Start of Provided material
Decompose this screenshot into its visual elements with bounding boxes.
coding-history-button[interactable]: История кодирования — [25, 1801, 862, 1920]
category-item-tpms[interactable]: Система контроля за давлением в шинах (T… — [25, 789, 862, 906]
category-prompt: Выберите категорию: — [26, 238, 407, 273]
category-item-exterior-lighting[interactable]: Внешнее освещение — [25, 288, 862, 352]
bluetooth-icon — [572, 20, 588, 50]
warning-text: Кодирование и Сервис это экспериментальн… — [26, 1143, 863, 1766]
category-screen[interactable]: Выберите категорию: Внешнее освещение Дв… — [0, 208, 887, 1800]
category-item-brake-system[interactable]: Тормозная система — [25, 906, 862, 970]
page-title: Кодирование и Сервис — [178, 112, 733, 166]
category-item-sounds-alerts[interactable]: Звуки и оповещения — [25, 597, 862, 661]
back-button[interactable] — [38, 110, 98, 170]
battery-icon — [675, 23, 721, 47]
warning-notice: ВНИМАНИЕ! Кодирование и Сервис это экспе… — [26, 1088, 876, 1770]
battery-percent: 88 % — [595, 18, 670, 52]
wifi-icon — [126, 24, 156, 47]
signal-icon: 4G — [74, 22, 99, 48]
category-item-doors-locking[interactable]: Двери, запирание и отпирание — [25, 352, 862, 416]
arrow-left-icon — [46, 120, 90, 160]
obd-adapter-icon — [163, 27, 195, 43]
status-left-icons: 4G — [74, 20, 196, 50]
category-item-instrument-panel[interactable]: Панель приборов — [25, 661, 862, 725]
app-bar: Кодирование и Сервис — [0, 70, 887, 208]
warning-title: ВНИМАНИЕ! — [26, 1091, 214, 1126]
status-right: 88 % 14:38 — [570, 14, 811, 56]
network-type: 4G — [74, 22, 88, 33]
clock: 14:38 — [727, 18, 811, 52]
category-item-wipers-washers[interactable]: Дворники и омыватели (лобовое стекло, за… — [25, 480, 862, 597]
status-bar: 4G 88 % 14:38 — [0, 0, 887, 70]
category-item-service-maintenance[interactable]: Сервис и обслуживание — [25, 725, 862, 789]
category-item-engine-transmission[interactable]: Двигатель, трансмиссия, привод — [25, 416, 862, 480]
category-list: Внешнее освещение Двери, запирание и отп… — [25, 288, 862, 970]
End of Provided material
### Work instructions
Render every line of the rows above as a Markdown table with two columns, No. and Line, numbering the lines in order and omitting any blank ones.

### Worked solution
| No. | Line |
|---|---|
| 1 | Decompose this screenshot into its visual elements with bounding boxes. |
| 2 | coding-history-button[interactable]: История кодирования — [25, 1801, 862, 1920] |
| 3 | category-item-tpms[interactable]: Система контроля за давлением в шинах (T… — [25, 789, 862, 906] |
| 4 | category-prompt: Выберите категорию: — [26, 238, 407, 273] |
| 5 | category-item-exterior-lighting[interactable]: Внешнее освещение — [25, 288, 862, 352] |
| 6 | bluetooth-icon — [572, 20, 588, 50] |
| 7 | warning-text: Кодирование и Сервис это экспериментальн… — [26, 1143, 863, 1766] |
| 8 | category-screen[interactable]: Выберите категорию: Внешнее освещение Дв… — [0, 208, 887, 1800] |
| 9 | category-item-brake-system[interactable]: Тормозная система — [25, 906, 862, 970] |
| 10 | page-title: Кодирование и Сервис — [178, 112, 733, 166] |
| 11 | category-item-sounds-alerts[interactable]: Звуки и оповещения — [25, 597, 862, 661] |
| 12 | back-button[interactable] — [38, 110, 98, 170] |
| 13 | battery-icon — [675, 23, 721, 47] |
| 14 | warning-notice: ВНИМАНИЕ! Кодирование и Сервис это экспе… — [26, 1088, 876, 1770] |
| 15 | battery-percent: 88 % — [595, 18, 670, 52] |
| 16 | wifi-icon — [126, 24, 156, 47] |
| 17 | signal-icon: 4G — [74, 22, 99, 48] |
| 18 | category-item-doors-locking[interactable]: Двери, запирание и отпирание — [25, 352, 862, 416] |
| 19 | arrow-left-icon — [46, 120, 90, 160] |
| 20 | obd-adapter-icon — [163, 27, 195, 43] |
| 21 | status-left-icons: 4G — [74, 20, 196, 50] |
| 22 | category-item-instrument-panel[interactable]: Панель приборов — [25, 661, 862, 725] |
| 23 | app-bar: Кодирование и Сервис — [0, 70, 887, 208] |
| 24 | warning-title: ВНИМАНИЕ! — [26, 1091, 214, 1126] |
| 25 | status-right: 88 % 14:38 — [570, 14, 811, 56] |
| 26 | network-type: 4G — [74, 22, 88, 33] |
| 27 | clock: 14:38 — [727, 18, 811, 52] |
| 28 | category-item-wipers-washers[interactable]: Дворники и омыватели (лобовое стекло, за… — [25, 480, 862, 597] |
| 29 | status-bar: 4G 88 % 14:38 — [0, 0, 887, 70] |
| 30 | category-item-service-maintenance[interactable]: Сервис и обслуживание — [25, 725, 862, 789] |
| 31 | category-item-engine-transmission[interactable]: Двигатель, трансмиссия, привод — [25, 416, 862, 480] |
| 32 | category-list: Внешнее освещение Двери, запирание и отп… — [25, 288, 862, 970] |